--- start of Records to use ---

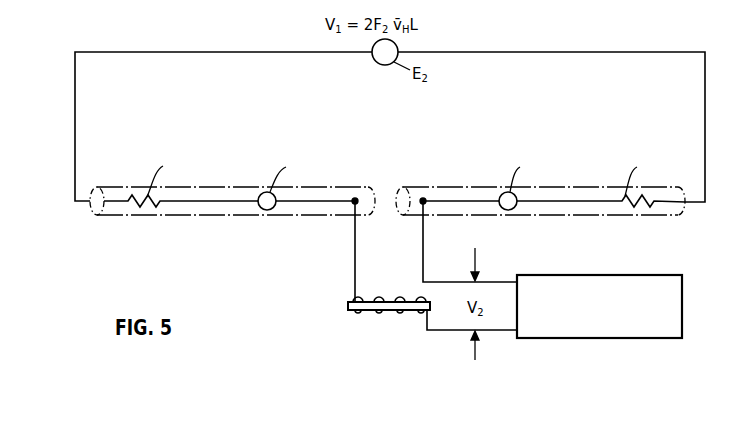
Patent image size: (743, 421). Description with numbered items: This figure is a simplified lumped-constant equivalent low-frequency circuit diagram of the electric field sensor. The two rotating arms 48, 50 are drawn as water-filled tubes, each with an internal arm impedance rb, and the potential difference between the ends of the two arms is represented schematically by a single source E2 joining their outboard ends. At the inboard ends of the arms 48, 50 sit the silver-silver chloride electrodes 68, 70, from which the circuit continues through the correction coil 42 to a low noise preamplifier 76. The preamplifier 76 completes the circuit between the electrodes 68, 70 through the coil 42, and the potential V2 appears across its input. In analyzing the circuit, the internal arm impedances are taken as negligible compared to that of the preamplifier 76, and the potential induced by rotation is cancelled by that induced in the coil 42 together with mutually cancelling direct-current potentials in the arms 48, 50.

The correction coil 42 is at (394, 313).
The arm 48 is at (215, 218).
The arm 50 is at (548, 218).
The silver-silver chloride electrode 68 is at (355, 196).
The silver-silver chloride electrode 70 is at (423, 196).
The low noise preamplifier 76 is at (684, 297).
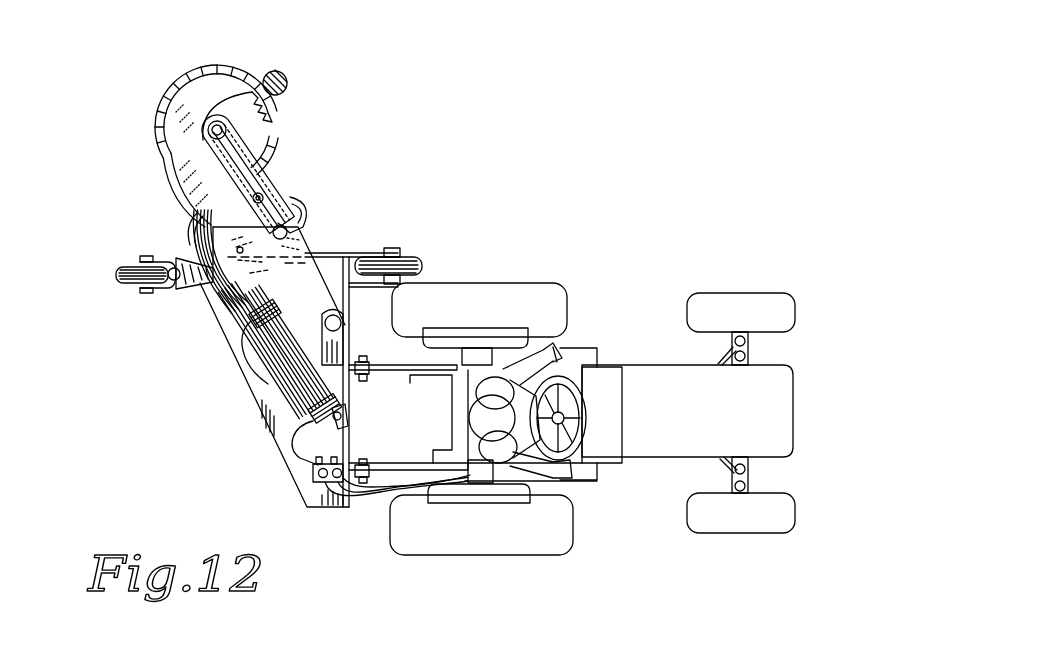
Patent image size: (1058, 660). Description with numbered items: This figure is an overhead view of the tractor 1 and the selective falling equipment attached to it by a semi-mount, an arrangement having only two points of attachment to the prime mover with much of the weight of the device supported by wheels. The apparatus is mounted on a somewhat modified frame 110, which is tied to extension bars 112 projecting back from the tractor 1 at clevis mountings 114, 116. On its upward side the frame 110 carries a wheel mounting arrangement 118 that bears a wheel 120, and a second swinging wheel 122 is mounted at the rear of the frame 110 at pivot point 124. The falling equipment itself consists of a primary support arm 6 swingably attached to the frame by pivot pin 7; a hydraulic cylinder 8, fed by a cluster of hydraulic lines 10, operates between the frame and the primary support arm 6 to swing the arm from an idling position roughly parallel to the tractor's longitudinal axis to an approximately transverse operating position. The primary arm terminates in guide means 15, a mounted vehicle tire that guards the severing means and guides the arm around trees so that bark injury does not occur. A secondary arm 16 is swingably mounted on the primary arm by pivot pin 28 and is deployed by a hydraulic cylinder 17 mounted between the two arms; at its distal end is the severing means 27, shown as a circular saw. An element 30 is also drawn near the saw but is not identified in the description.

The tractor 1 is at (640, 343).
The primary support arm 6 is at (318, 243).
The pivot pin 7 is at (323, 314).
The hydraulic cylinder 8 is at (300, 369).
The cluster of lines 10 is at (233, 348).
The guide means 15 is at (210, 66).
The secondary arm 16 is at (272, 182).
The hydraulic cylinder 17 is at (194, 222).
The severing means 27 is at (266, 122).
The pivot pin 28 is at (302, 203).
The knob 30 is at (291, 88).
The frame 110 is at (290, 459).
The extension bars 112 is at (420, 452).
The clevis mounting 114 is at (363, 360).
The clevis mounting 116 is at (361, 457).
The wheel mounting arrangement 118 is at (393, 253).
The wheel 120 is at (423, 266).
The second swinging wheel 122 is at (118, 281).
The pivot point 124 is at (177, 285).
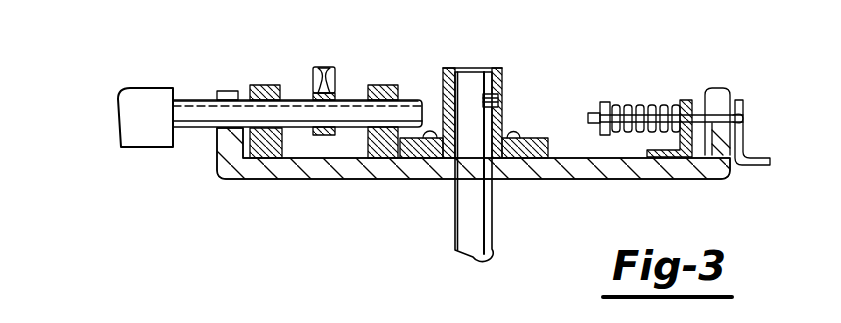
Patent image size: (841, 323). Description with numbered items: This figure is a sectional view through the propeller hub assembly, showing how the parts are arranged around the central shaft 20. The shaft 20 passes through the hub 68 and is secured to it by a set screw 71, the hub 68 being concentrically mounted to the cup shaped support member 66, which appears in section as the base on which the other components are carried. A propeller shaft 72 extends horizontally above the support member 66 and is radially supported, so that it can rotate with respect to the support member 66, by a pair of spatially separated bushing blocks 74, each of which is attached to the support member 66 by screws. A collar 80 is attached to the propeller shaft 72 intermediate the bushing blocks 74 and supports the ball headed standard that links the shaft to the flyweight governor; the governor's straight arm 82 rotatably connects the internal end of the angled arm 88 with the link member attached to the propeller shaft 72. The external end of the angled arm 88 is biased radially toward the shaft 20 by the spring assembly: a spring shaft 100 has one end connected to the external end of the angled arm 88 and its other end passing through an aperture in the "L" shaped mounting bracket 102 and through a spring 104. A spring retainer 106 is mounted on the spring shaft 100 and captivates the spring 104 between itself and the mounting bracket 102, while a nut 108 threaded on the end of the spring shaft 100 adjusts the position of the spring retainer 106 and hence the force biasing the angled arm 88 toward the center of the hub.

The shaft 20 is at (490, 222).
The cup shaped support member 66 is at (333, 180).
The hub 68 is at (530, 138).
The set screw 71 is at (505, 96).
The propeller shaft 72 is at (228, 57).
The bushing block 74 is at (262, 86).
The collar 80 is at (298, 94).
The straight arm 82 is at (325, 67).
The angled arm 88 is at (747, 133).
The spring shaft 100 is at (697, 112).
The "L" shaped mounting bracket 102 is at (663, 150).
The spring 104 is at (648, 106).
The spring retainer 106 is at (607, 103).
The nut 108 is at (600, 110).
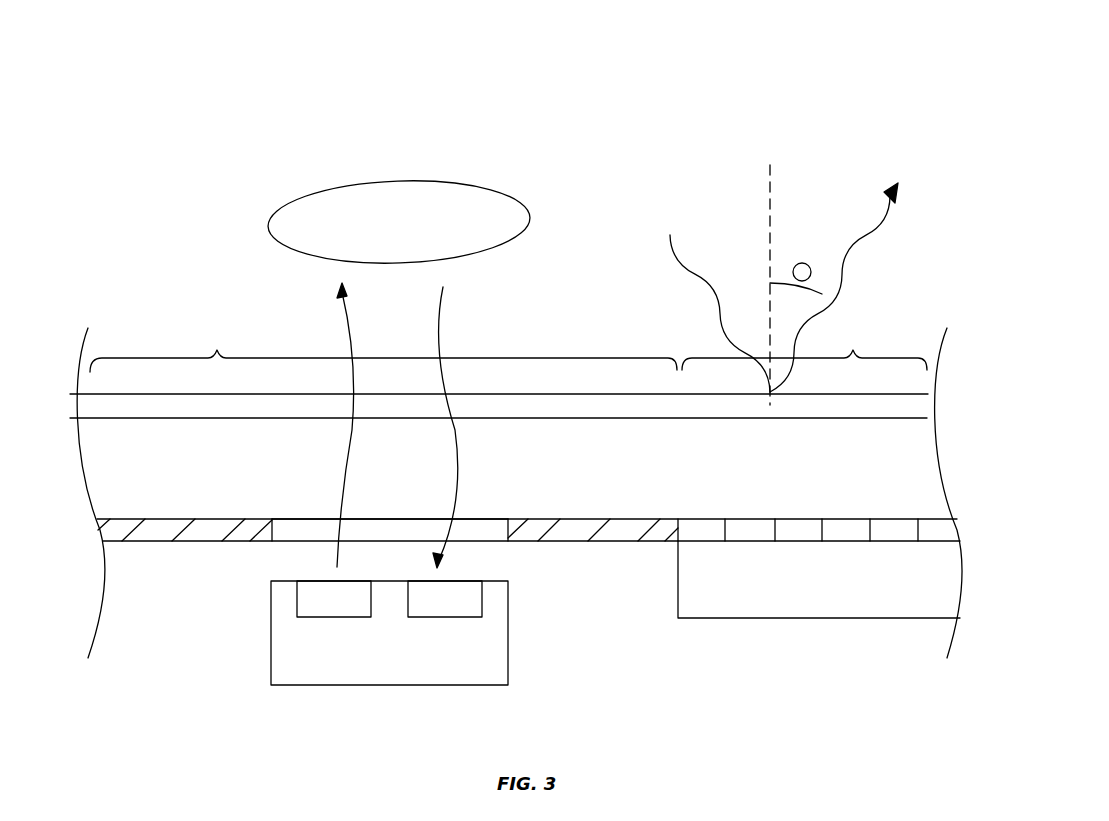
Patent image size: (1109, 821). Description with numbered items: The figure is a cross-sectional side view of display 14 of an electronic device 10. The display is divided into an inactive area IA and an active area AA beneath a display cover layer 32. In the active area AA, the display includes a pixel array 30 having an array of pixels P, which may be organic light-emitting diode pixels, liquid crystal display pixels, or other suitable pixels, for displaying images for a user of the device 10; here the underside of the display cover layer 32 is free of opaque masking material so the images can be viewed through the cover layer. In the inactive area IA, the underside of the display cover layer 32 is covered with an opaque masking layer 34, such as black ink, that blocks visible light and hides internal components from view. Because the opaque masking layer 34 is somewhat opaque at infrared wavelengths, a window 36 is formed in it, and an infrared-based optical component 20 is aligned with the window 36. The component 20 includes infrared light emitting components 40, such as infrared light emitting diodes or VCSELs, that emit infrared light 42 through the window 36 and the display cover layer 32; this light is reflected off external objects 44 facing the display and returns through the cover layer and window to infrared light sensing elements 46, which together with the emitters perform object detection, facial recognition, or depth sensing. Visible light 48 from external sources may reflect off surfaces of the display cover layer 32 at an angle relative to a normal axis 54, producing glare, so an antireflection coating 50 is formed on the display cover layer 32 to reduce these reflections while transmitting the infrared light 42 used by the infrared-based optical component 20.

The device 10 is at (759, 74).
The display 14 is at (918, 294).
The infrared-based optical component 20 is at (285, 648).
The pixel array 30 is at (798, 603).
The display cover layer 32 is at (913, 463).
The opaque masking layer 34 is at (178, 519).
The window 36 is at (487, 519).
The infrared light emitting components 40 is at (297, 597).
The infrared light 42 is at (348, 463).
The external objects 44 is at (452, 182).
The infrared light sensing elements 46 is at (482, 595).
The visible light 48 is at (692, 285).
The antireflection coating 50 is at (908, 409).
The normal axis 54 is at (773, 172).
The pixels P is at (882, 527).
The inactive area IA is at (383, 349).
The active area AA is at (804, 348).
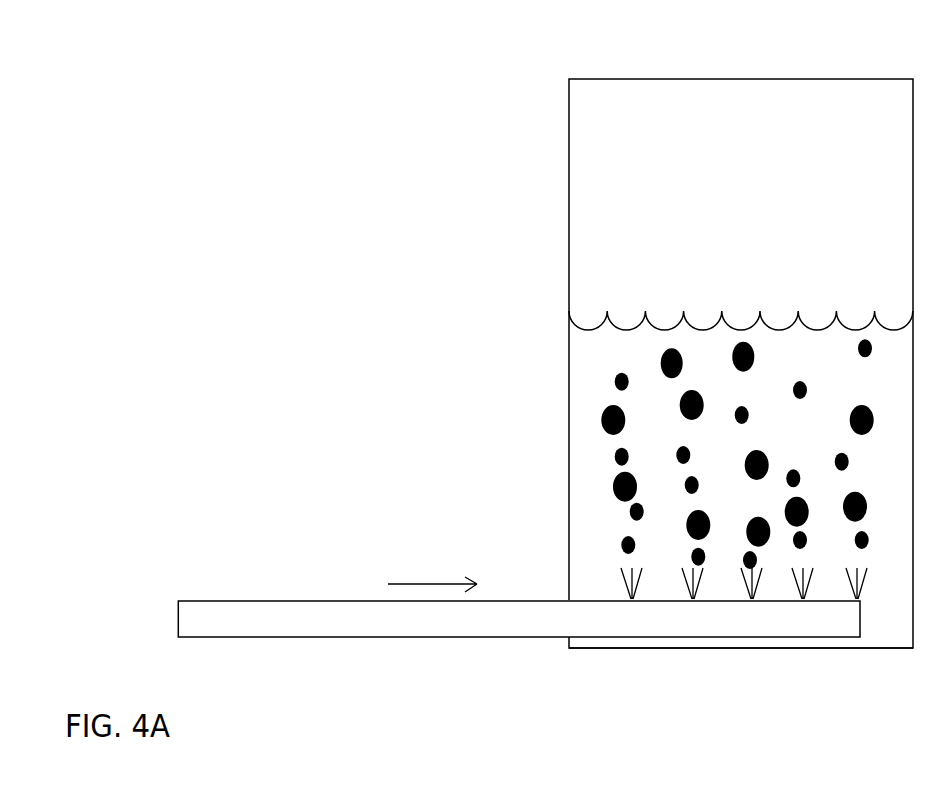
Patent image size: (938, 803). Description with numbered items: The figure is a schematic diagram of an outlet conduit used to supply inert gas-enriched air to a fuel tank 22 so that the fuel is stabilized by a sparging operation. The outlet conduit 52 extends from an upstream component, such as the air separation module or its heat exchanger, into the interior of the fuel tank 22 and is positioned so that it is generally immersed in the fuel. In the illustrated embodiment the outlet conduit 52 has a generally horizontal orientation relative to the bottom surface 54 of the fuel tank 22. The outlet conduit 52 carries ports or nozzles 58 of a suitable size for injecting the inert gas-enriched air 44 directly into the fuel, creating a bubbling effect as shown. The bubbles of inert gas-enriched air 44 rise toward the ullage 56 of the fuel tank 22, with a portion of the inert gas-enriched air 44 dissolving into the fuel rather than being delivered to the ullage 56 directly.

The fuel tank 22 is at (503, 82).
The inert gas-enriched air 44 is at (432, 570).
The outlet conduit 52 is at (357, 615).
The bottom surface 54 is at (728, 650).
The ullage 56 is at (741, 370).
The ports or nozzles 58 is at (690, 600).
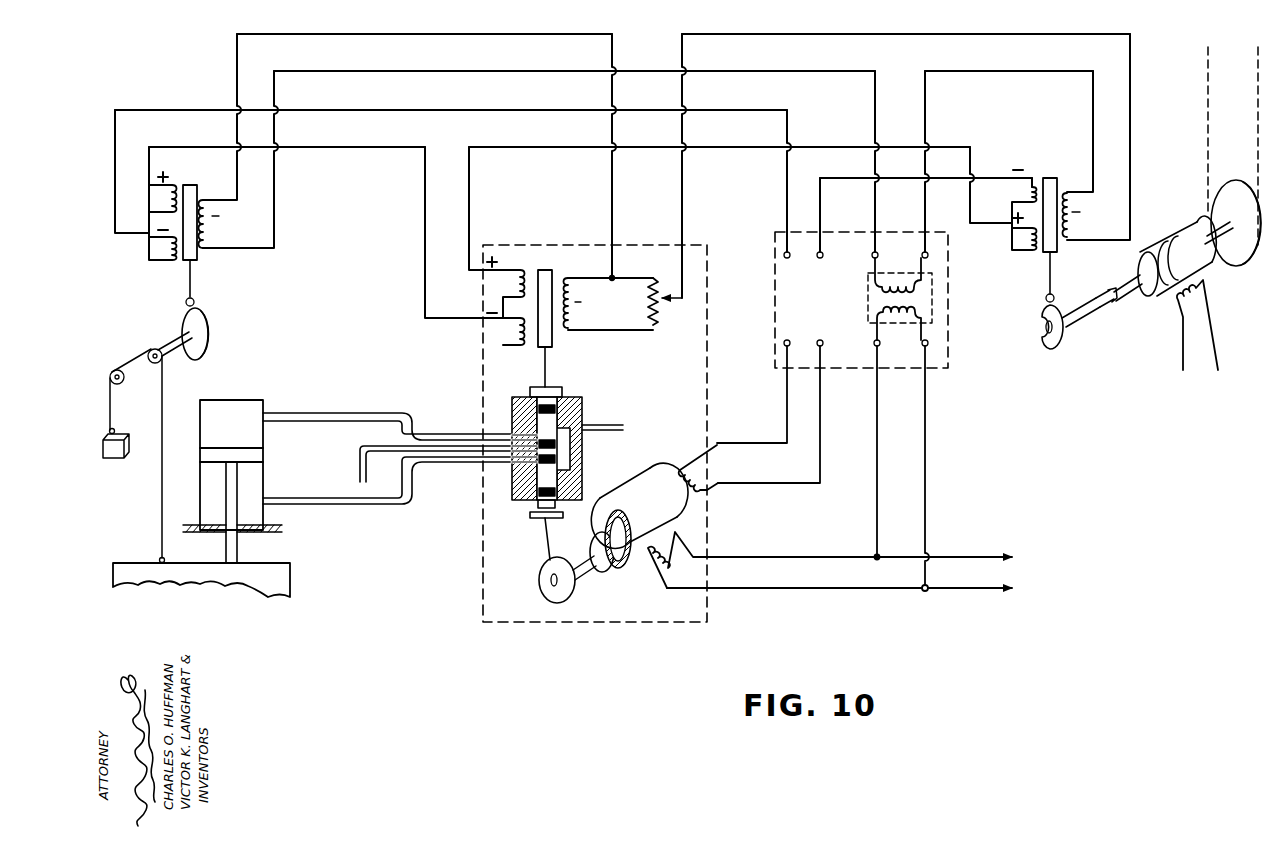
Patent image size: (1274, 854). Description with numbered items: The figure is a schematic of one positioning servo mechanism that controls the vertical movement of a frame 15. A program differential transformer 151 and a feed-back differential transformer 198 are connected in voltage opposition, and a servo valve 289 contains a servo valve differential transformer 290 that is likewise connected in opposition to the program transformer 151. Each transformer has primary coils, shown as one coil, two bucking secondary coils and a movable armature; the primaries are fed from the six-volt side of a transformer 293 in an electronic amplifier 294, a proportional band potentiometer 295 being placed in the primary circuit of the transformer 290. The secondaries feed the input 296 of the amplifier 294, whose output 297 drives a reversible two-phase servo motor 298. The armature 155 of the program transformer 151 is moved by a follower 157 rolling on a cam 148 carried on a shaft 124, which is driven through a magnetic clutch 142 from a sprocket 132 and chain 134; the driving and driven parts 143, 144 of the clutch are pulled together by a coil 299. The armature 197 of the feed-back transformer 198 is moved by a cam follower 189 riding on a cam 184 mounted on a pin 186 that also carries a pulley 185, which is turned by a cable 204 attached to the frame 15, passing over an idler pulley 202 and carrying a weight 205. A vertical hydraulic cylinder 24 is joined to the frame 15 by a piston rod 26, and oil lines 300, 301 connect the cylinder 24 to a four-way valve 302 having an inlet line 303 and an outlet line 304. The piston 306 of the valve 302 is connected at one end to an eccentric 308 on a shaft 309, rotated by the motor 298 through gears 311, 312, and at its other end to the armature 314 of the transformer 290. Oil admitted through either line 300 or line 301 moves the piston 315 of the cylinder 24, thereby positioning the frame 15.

The frame 15 is at (285, 574).
The vertical hydraulic cylinder 24 is at (258, 479).
The piston rod 26 is at (238, 546).
The shaft 124 is at (1098, 304).
The sprocket 132 is at (1226, 190).
The chain 134 is at (1207, 137).
The magnetic clutch 142 is at (1172, 236).
The driving part of magnetic clutch 143 is at (1205, 258).
The driven part of magnetic clutch 144 is at (1150, 300).
The cam 148 is at (1064, 340).
The program differential transformer 151 is at (1063, 252).
The armature 155 is at (1050, 178).
The follower 157 is at (1046, 296).
The cam 184 is at (210, 335).
The pulley 185 is at (152, 349).
The pin 186 is at (172, 367).
The cam follower 189 is at (195, 303).
The armature 197 is at (190, 184).
The feed-back differential transformer 198 is at (208, 258).
The idler pulley 202 is at (124, 374).
The cable 204 is at (163, 430).
The weight 205 is at (112, 460).
The servo valve 289 is at (710, 608).
The servo valve differential transformer 290 is at (570, 342).
The transformer 293 is at (866, 301).
The electronic amplifier 294 is at (942, 370).
The proportional band potentiometer 295 is at (656, 276).
The input 296 is at (824, 256).
The output 297 is at (823, 342).
The reversible two-phase servo motor 298 is at (630, 478).
The coil 299 is at (1178, 325).
The oil line 300 is at (340, 416).
The oil line 301 is at (326, 504).
The four-way valve 302 is at (510, 408).
The inlet line 303 is at (358, 463).
The outlet line 304 is at (604, 422).
The piston 306 is at (560, 486).
The eccentric 308 is at (541, 590).
The shaft 309 is at (587, 573).
The gear 311 is at (600, 535).
The gear 312 is at (630, 572).
The armature 314 is at (552, 278).
The piston 315 is at (258, 452).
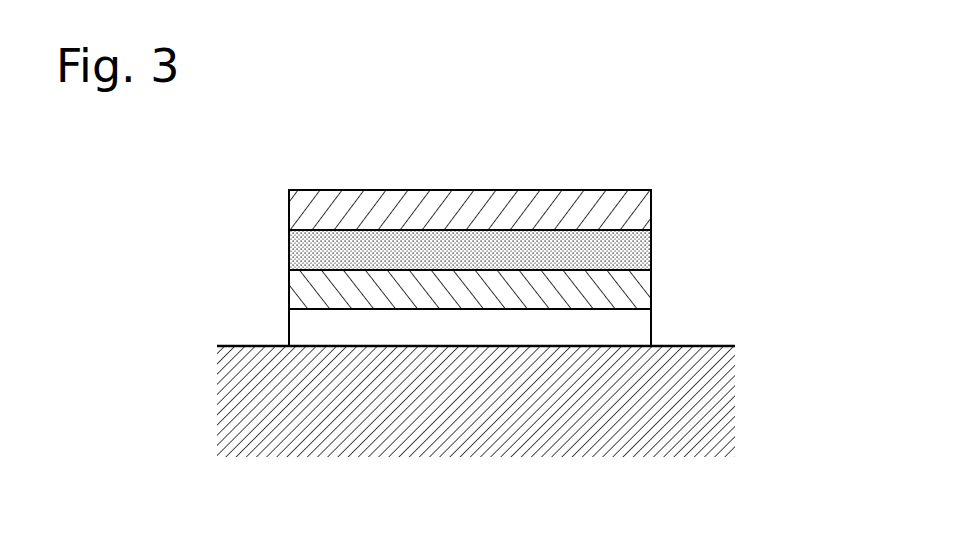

--- end of Records to use ---

**What is asked**
Repeat the data from the line with "Patent image size: (1058, 660)." to the line with "The hydraulic cylinder 8 is at (300, 369).", keeping every character the same.

**Final result**
Patent image size: (1058, 660). Description with numbered items: This figure is an overhead view of the tractor 1 and the selective falling equipment attached to it by a semi-mount, an arrangement having only two points of attachment to the prime mover with much of the weight of the device supported by wheels. The apparatus is mounted on a somewhat modified frame 110, which is tied to extension bars 112 projecting back from the tractor 1 at clevis mountings 114, 116. On its upward side the frame 110 carries a wheel mounting arrangement 118 that bears a wheel 120, and a second swinging wheel 122 is mounted at the rear of the frame 110 at pivot point 124. The falling equipment itself consists of a primary support arm 6 swingably attached to the frame by pivot pin 7; a hydraulic cylinder 8, fed by a cluster of hydraulic lines 10, operates between the frame and the primary support arm 6 to swing the arm from an idling position roughly parallel to the tractor's longitudinal axis to an approximately transverse operating position. The primary arm terminates in guide means 15, a mounted vehicle tire that guards the severing means and guides the arm around trees so that bark injury does not occur. A secondary arm 16 is swingably mounted on the primary arm by pivot pin 28 and is deployed by a hydraulic cylinder 17 mounted between the two arms; at its distal end is the severing means 27, shown as a circular saw. An element 30 is also drawn near the saw but is not identified in the description.

The tractor 1 is at (640, 343).
The primary support arm 6 is at (318, 243).
The pivot pin 7 is at (323, 314).
The hydraulic cylinder 8 is at (300, 369).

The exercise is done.